Retype the data that follows line by line, exactly, and leave its pictures out.

┄┄┄┄┄┄┄┄┄┄

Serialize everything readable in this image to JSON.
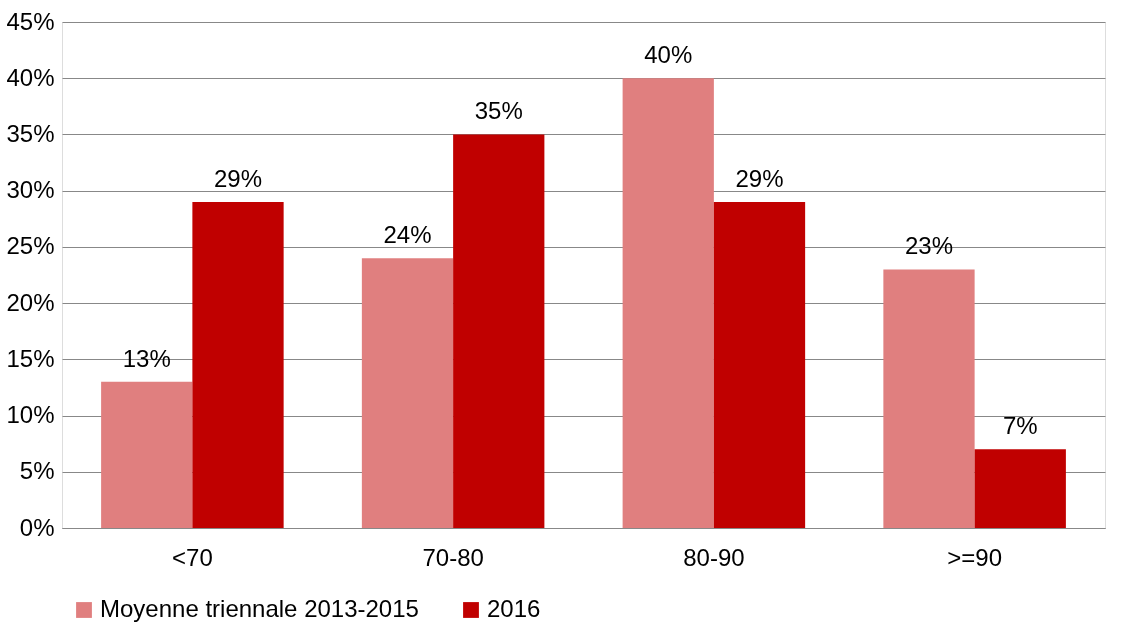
{
  "chart_data": {
    "type": "bar",
    "categories": [
      "<70",
      "70-80",
      "80-90",
      ">=90"
    ],
    "series": [
      {
        "name": "Moyenne triennale 2013-2015",
        "color": "#e07f7f",
        "values": [
          13,
          24,
          40,
          23
        ],
        "value_labels": [
          "13%",
          "24%",
          "40%",
          "23%"
        ]
      },
      {
        "name": "2016",
        "color": "#c00000",
        "values": [
          29,
          35,
          29,
          7
        ],
        "value_labels": [
          "29%",
          "35%",
          "29%",
          "7%"
        ]
      }
    ],
    "ylim": [
      0,
      45
    ],
    "yticks": [
      {
        "value": 0,
        "label": "0%"
      },
      {
        "value": 5,
        "label": "5%"
      },
      {
        "value": 10,
        "label": "10%"
      },
      {
        "value": 15,
        "label": "15%"
      },
      {
        "value": 20,
        "label": "20%"
      },
      {
        "value": 25,
        "label": "25%"
      },
      {
        "value": 30,
        "label": "30%"
      },
      {
        "value": 35,
        "label": "35%"
      },
      {
        "value": 40,
        "label": "40%"
      },
      {
        "value": 45,
        "label": "45%"
      }
    ],
    "grid": "y",
    "legend": "bottom"
  }
}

┄┄┄┄┄┄┄┄┄┄

# [Written response]
Serialize everything readable in this image to JSON.
{
  "chart_data": {
    "type": "bar",
    "categories": [
      "<70",
      "70-80",
      "80-90",
      ">=90"
    ],
    "series": [
      {
        "name": "Moyenne triennale 2013-2015",
        "color": "#e07f7f",
        "values": [
          13,
          24,
          40,
          23
        ],
        "value_labels": [
          "13%",
          "24%",
          "40%",
          "23%"
        ]
      },
      {
        "name": "2016",
        "color": "#c00000",
        "values": [
          29,
          35,
          29,
          7
        ],
        "value_labels": [
          "29%",
          "35%",
          "29%",
          "7%"
        ]
      }
    ],
    "ylim": [
      0,
      45
    ],
    "yticks": [
      {
        "value": 0,
        "label": "0%"
      },
      {
        "value": 5,
        "label": "5%"
      },
      {
        "value": 10,
        "label": "10%"
      },
      {
        "value": 15,
        "label": "15%"
      },
      {
        "value": 20,
        "label": "20%"
      },
      {
        "value": 25,
        "label": "25%"
      },
      {
        "value": 30,
        "label": "30%"
      },
      {
        "value": 35,
        "label": "35%"
      },
      {
        "value": 40,
        "label": "40%"
      },
      {
        "value": 45,
        "label": "45%"
      }
    ],
    "grid": "y",
    "legend": "bottom"
  }
}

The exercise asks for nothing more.